**GIVEN EXERCISE**
Your task is to repeat the entries underneath exactly, minus the pictures.

--- Begin ---

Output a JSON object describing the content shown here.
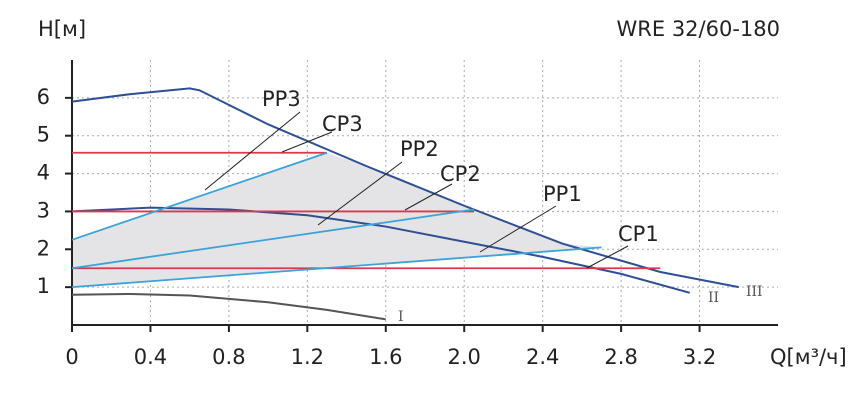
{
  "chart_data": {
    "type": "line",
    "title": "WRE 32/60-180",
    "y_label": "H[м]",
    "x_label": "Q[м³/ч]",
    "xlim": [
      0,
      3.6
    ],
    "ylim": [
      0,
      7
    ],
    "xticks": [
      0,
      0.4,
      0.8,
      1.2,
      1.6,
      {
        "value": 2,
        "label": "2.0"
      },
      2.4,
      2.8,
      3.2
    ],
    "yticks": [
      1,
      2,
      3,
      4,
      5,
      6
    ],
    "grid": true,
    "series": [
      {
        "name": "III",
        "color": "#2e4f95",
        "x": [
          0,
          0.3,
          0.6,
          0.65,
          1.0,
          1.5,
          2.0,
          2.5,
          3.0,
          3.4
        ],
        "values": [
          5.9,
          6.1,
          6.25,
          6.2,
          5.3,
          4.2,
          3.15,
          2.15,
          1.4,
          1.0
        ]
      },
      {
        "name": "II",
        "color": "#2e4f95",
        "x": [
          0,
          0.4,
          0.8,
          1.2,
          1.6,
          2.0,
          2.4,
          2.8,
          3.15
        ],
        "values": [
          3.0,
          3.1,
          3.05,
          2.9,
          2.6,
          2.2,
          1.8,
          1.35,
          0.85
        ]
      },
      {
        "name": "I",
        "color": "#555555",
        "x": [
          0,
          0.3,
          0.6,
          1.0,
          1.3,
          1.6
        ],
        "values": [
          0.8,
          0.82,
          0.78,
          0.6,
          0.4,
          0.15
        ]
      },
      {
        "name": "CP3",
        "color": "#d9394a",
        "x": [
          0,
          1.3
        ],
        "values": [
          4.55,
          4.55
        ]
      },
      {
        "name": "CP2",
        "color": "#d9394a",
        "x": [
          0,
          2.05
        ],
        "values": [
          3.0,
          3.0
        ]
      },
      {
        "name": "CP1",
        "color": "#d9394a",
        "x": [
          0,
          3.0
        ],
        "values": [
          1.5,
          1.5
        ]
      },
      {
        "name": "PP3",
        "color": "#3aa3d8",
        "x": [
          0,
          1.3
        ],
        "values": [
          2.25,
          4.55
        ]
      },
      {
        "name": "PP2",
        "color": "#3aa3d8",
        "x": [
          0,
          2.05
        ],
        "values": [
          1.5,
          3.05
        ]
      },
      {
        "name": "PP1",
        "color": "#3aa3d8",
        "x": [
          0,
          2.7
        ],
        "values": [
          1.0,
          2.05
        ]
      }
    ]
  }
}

--- End ---

**RESULT**
Output a JSON object describing the content shown here.
{
  "chart_data": {
    "type": "line",
    "title": "WRE 32/60-180",
    "y_label": "H[м]",
    "x_label": "Q[м³/ч]",
    "xlim": [
      0,
      3.6
    ],
    "ylim": [
      0,
      7
    ],
    "xticks": [
      0,
      0.4,
      0.8,
      1.2,
      1.6,
      {
        "value": 2,
        "label": "2.0"
      },
      2.4,
      2.8,
      3.2
    ],
    "yticks": [
      1,
      2,
      3,
      4,
      5,
      6
    ],
    "grid": true,
    "series": [
      {
        "name": "III",
        "color": "#2e4f95",
        "x": [
          0,
          0.3,
          0.6,
          0.65,
          1.0,
          1.5,
          2.0,
          2.5,
          3.0,
          3.4
        ],
        "values": [
          5.9,
          6.1,
          6.25,
          6.2,
          5.3,
          4.2,
          3.15,
          2.15,
          1.4,
          1.0
        ]
      },
      {
        "name": "II",
        "color": "#2e4f95",
        "x": [
          0,
          0.4,
          0.8,
          1.2,
          1.6,
          2.0,
          2.4,
          2.8,
          3.15
        ],
        "values": [
          3.0,
          3.1,
          3.05,
          2.9,
          2.6,
          2.2,
          1.8,
          1.35,
          0.85
        ]
      },
      {
        "name": "I",
        "color": "#555555",
        "x": [
          0,
          0.3,
          0.6,
          1.0,
          1.3,
          1.6
        ],
        "values": [
          0.8,
          0.82,
          0.78,
          0.6,
          0.4,
          0.15
        ]
      },
      {
        "name": "CP3",
        "color": "#d9394a",
        "x": [
          0,
          1.3
        ],
        "values": [
          4.55,
          4.55
        ]
      },
      {
        "name": "CP2",
        "color": "#d9394a",
        "x": [
          0,
          2.05
        ],
        "values": [
          3.0,
          3.0
        ]
      },
      {
        "name": "CP1",
        "color": "#d9394a",
        "x": [
          0,
          3.0
        ],
        "values": [
          1.5,
          1.5
        ]
      },
      {
        "name": "PP3",
        "color": "#3aa3d8",
        "x": [
          0,
          1.3
        ],
        "values": [
          2.25,
          4.55
        ]
      },
      {
        "name": "PP2",
        "color": "#3aa3d8",
        "x": [
          0,
          2.05
        ],
        "values": [
          1.5,
          3.05
        ]
      },
      {
        "name": "PP1",
        "color": "#3aa3d8",
        "x": [
          0,
          2.7
        ],
        "values": [
          1.0,
          2.05
        ]
      }
    ]
  }
}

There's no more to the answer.